=== Data in this exercise ===
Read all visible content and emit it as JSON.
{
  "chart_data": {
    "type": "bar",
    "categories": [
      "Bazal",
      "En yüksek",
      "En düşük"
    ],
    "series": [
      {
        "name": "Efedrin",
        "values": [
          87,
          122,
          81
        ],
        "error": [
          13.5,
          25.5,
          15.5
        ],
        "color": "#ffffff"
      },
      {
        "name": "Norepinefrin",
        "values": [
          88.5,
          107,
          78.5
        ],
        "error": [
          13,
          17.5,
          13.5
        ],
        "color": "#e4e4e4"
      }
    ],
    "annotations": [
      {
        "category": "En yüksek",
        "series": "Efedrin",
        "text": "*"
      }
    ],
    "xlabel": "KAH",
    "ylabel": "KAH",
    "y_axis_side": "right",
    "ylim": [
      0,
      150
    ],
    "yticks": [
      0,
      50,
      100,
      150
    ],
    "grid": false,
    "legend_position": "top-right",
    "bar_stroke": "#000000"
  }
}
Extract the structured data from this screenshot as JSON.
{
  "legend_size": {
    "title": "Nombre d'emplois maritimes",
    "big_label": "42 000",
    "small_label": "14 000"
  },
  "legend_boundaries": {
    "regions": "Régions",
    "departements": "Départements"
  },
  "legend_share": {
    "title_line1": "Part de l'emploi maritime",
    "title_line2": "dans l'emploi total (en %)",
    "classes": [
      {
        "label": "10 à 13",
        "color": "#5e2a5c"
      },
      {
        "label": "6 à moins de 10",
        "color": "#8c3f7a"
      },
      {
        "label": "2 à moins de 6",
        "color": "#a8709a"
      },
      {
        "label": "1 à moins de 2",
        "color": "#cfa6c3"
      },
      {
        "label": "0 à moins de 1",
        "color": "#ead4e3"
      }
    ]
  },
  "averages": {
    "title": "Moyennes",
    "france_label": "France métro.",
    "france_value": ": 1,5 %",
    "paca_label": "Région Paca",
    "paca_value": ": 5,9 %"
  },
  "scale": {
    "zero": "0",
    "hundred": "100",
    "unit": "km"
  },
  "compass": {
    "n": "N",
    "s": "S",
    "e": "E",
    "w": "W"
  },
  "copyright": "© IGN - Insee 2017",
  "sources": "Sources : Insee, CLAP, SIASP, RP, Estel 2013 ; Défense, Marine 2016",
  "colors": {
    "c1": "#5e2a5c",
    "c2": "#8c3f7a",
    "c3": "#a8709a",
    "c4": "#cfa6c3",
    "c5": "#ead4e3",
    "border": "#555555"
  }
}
===
**Exercise aim**
Copy each record from above exactly, and include every line.

**Task output**
Read all visible content and emit it as JSON.
{
  "chart_data": {
    "type": "bar",
    "categories": [
      "Bazal",
      "En yüksek",
      "En düşük"
    ],
    "series": [
      {
        "name": "Efedrin",
        "values": [
          87,
          122,
          81
        ],
        "error": [
          13.5,
          25.5,
          15.5
        ],
        "color": "#ffffff"
      },
      {
        "name": "Norepinefrin",
        "values": [
          88.5,
          107,
          78.5
        ],
        "error": [
          13,
          17.5,
          13.5
        ],
        "color": "#e4e4e4"
      }
    ],
    "annotations": [
      {
        "category": "En yüksek",
        "series": "Efedrin",
        "text": "*"
      }
    ],
    "xlabel": "KAH",
    "ylabel": "KAH",
    "y_axis_side": "right",
    "ylim": [
      0,
      150
    ],
    "yticks": [
      0,
      50,
      100,
      150
    ],
    "grid": false,
    "legend_position": "top-right",
    "bar_stroke": "#000000"
  }
}
Extract the structured data from this screenshot as JSON.
{
  "legend_size": {
    "title": "Nombre d'emplois maritimes",
    "big_label": "42 000",
    "small_label": "14 000"
  },
  "legend_boundaries": {
    "regions": "Régions",
    "departements": "Départements"
  },
  "legend_share": {
    "title_line1": "Part de l'emploi maritime",
    "title_line2": "dans l'emploi total (en %)",
    "classes": [
      {
        "label": "10 à 13",
        "color": "#5e2a5c"
      },
      {
        "label": "6 à moins de 10",
        "color": "#8c3f7a"
      },
      {
        "label": "2 à moins de 6",
        "color": "#a8709a"
      },
      {
        "label": "1 à moins de 2",
        "color": "#cfa6c3"
      },
      {
        "label": "0 à moins de 1",
        "color": "#ead4e3"
      }
    ]
  },
  "averages": {
    "title": "Moyennes",
    "france_label": "France métro.",
    "france_value": ": 1,5 %",
    "paca_label": "Région Paca",
    "paca_value": ": 5,9 %"
  },
  "scale": {
    "zero": "0",
    "hundred": "100",
    "unit": "km"
  },
  "compass": {
    "n": "N",
    "s": "S",
    "e": "E",
    "w": "W"
  },
  "copyright": "© IGN - Insee 2017",
  "sources": "Sources : Insee, CLAP, SIASP, RP, Estel 2013 ; Défense, Marine 2016",
  "colors": {
    "c1": "#5e2a5c",
    "c2": "#8c3f7a",
    "c3": "#a8709a",
    "c4": "#cfa6c3",
    "c5": "#ead4e3",
    "border": "#555555"
  }
}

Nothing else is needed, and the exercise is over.